• _Dataset rows_
##########
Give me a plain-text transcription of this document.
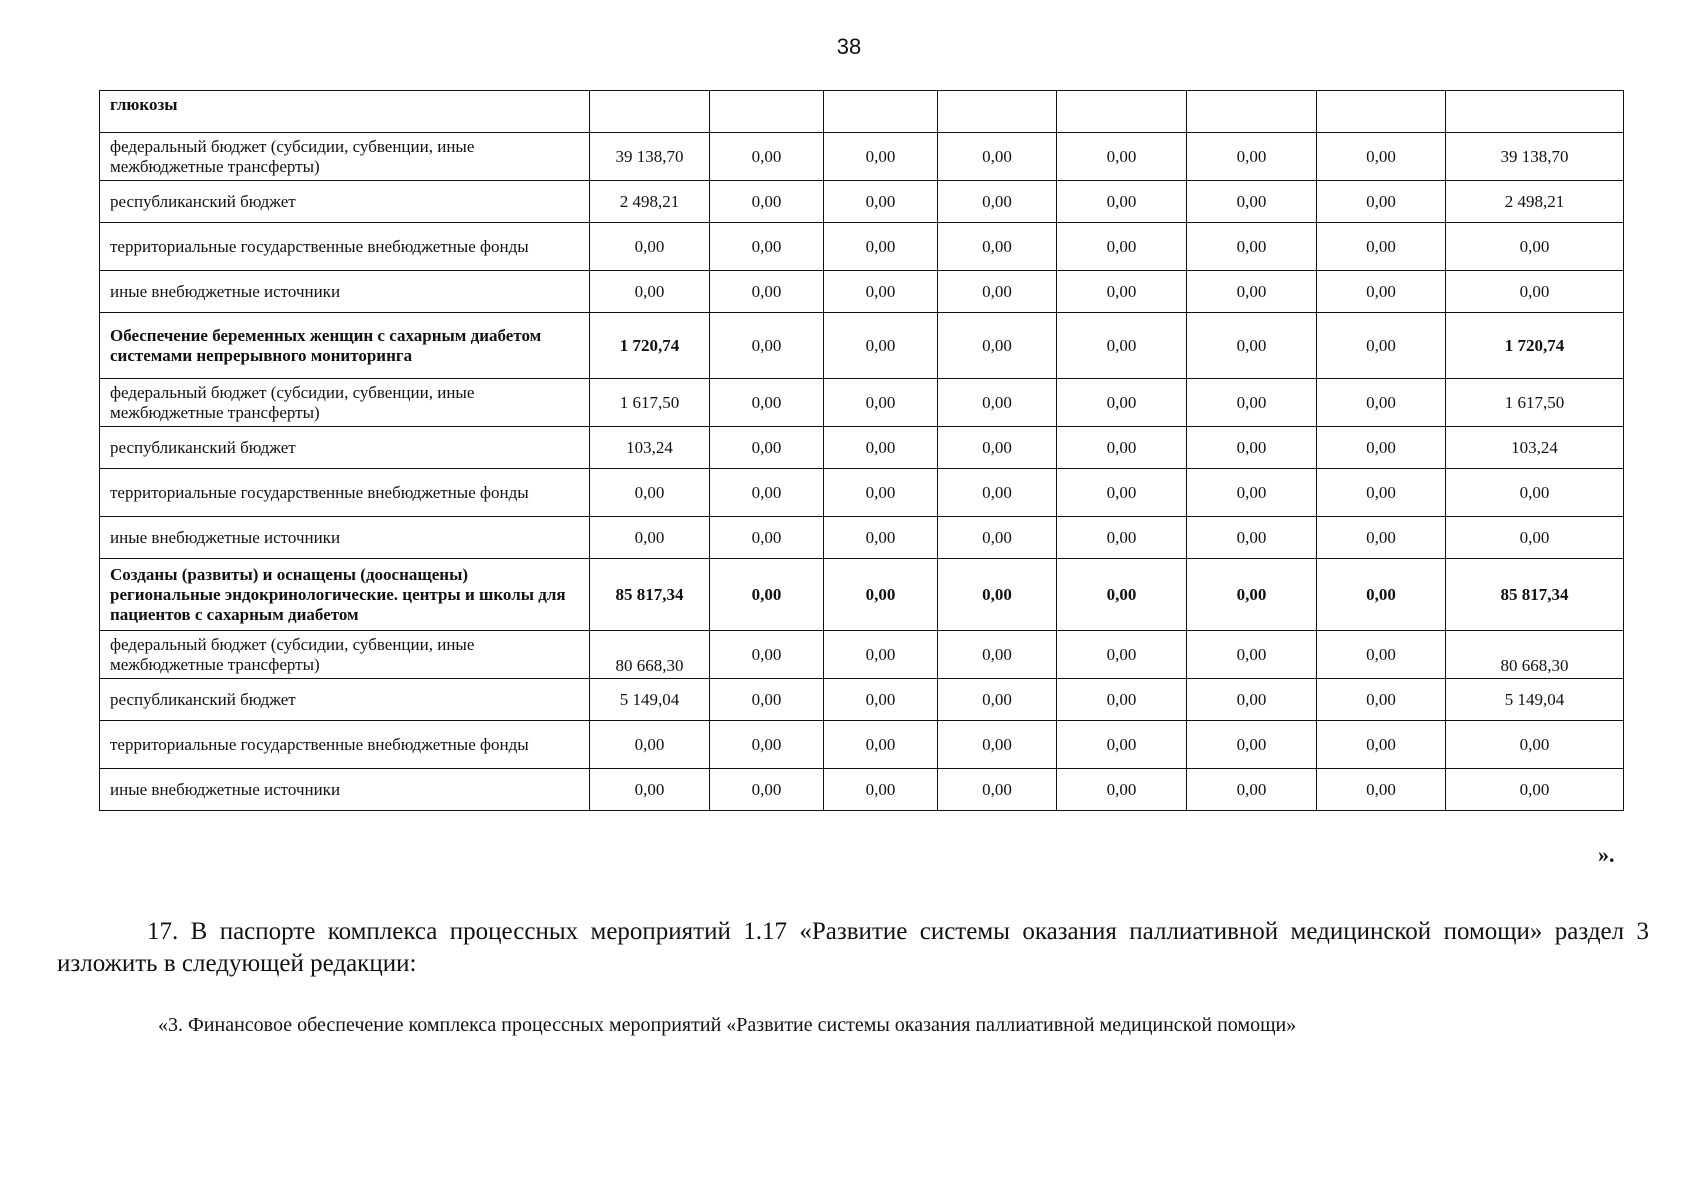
38
глюкозы								
федеральный бюджет (субсидии, субвенции, иные межбюджетные трансферты)	39 138,70	0,00	0,00	0,00	0,00	0,00	0,00	39 138,70
республиканский бюджет	2 498,21	0,00	0,00	0,00	0,00	0,00	0,00	2 498,21
территориальные государственные внебюджетные фонды	0,00	0,00	0,00	0,00	0,00	0,00	0,00	0,00
иные внебюджетные источники	0,00	0,00	0,00	0,00	0,00	0,00	0,00	0,00
Обеспечение беременных женщин с сахарным диабетом системами непрерывного мониторинга	1 720,74	0,00	0,00	0,00	0,00	0,00	0,00	1 720,74
федеральный бюджет (субсидии, субвенции, иные межбюджетные трансферты)	1 617,50	0,00	0,00	0,00	0,00	0,00	0,00	1 617,50
республиканский бюджет	103,24	0,00	0,00	0,00	0,00	0,00	0,00	103,24
территориальные государственные внебюджетные фонды	0,00	0,00	0,00	0,00	0,00	0,00	0,00	0,00
иные внебюджетные источники	0,00	0,00	0,00	0,00	0,00	0,00	0,00	0,00
Созданы (развиты) и оснащены (дооснащены) региональные эндокринологические. центры и школы для пациентов с сахарным диабетом	85 817,34	0,00	0,00	0,00	0,00	0,00	0,00	85 817,34
федеральный бюджет (субсидии, субвенции, иные межбюджетные трансферты)	80 668,30	0,00	0,00	0,00	0,00	0,00	0,00	80 668,30
республиканский бюджет	5 149,04	0,00	0,00	0,00	0,00	0,00	0,00	5 149,04
территориальные государственные внебюджетные фонды	0,00	0,00	0,00	0,00	0,00	0,00	0,00	0,00
иные внебюджетные источники	0,00	0,00	0,00	0,00	0,00	0,00	0,00	0,00
».
17. В паспорте комплекса процессных мероприятий 1.17 «Развитие системы оказания паллиативной медицинской помощи» раздел 3 изложить в следующей редакции:
«3. Финансовое обеспечение комплекса процессных мероприятий «Развитие системы оказания паллиативной медицинской помощи»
##########
• _Task requirements_
Transcribe all the records above word for word, without their images.

• _Response to this exercise_
Give me a plain-text transcription of this document.
38
глюкозы								
федеральный бюджет (субсидии, субвенции, иные межбюджетные трансферты)	39 138,70	0,00	0,00	0,00	0,00	0,00	0,00	39 138,70
республиканский бюджет	2 498,21	0,00	0,00	0,00	0,00	0,00	0,00	2 498,21
территориальные государственные внебюджетные фонды	0,00	0,00	0,00	0,00	0,00	0,00	0,00	0,00
иные внебюджетные источники	0,00	0,00	0,00	0,00	0,00	0,00	0,00	0,00
Обеспечение беременных женщин с сахарным диабетом системами непрерывного мониторинга	1 720,74	0,00	0,00	0,00	0,00	0,00	0,00	1 720,74
федеральный бюджет (субсидии, субвенции, иные межбюджетные трансферты)	1 617,50	0,00	0,00	0,00	0,00	0,00	0,00	1 617,50
республиканский бюджет	103,24	0,00	0,00	0,00	0,00	0,00	0,00	103,24
территориальные государственные внебюджетные фонды	0,00	0,00	0,00	0,00	0,00	0,00	0,00	0,00
иные внебюджетные источники	0,00	0,00	0,00	0,00	0,00	0,00	0,00	0,00
Созданы (развиты) и оснащены (дооснащены) региональные эндокринологические. центры и школы для пациентов с сахарным диабетом	85 817,34	0,00	0,00	0,00	0,00	0,00	0,00	85 817,34
федеральный бюджет (субсидии, субвенции, иные межбюджетные трансферты)	80 668,30	0,00	0,00	0,00	0,00	0,00	0,00	80 668,30
республиканский бюджет	5 149,04	0,00	0,00	0,00	0,00	0,00	0,00	5 149,04
территориальные государственные внебюджетные фонды	0,00	0,00	0,00	0,00	0,00	0,00	0,00	0,00
иные внебюджетные источники	0,00	0,00	0,00	0,00	0,00	0,00	0,00	0,00
».
17. В паспорте комплекса процессных мероприятий 1.17 «Развитие системы оказания паллиативной медицинской помощи» раздел 3 изложить в следующей редакции:
«3. Финансовое обеспечение комплекса процессных мероприятий «Развитие системы оказания паллиативной медицинской помощи»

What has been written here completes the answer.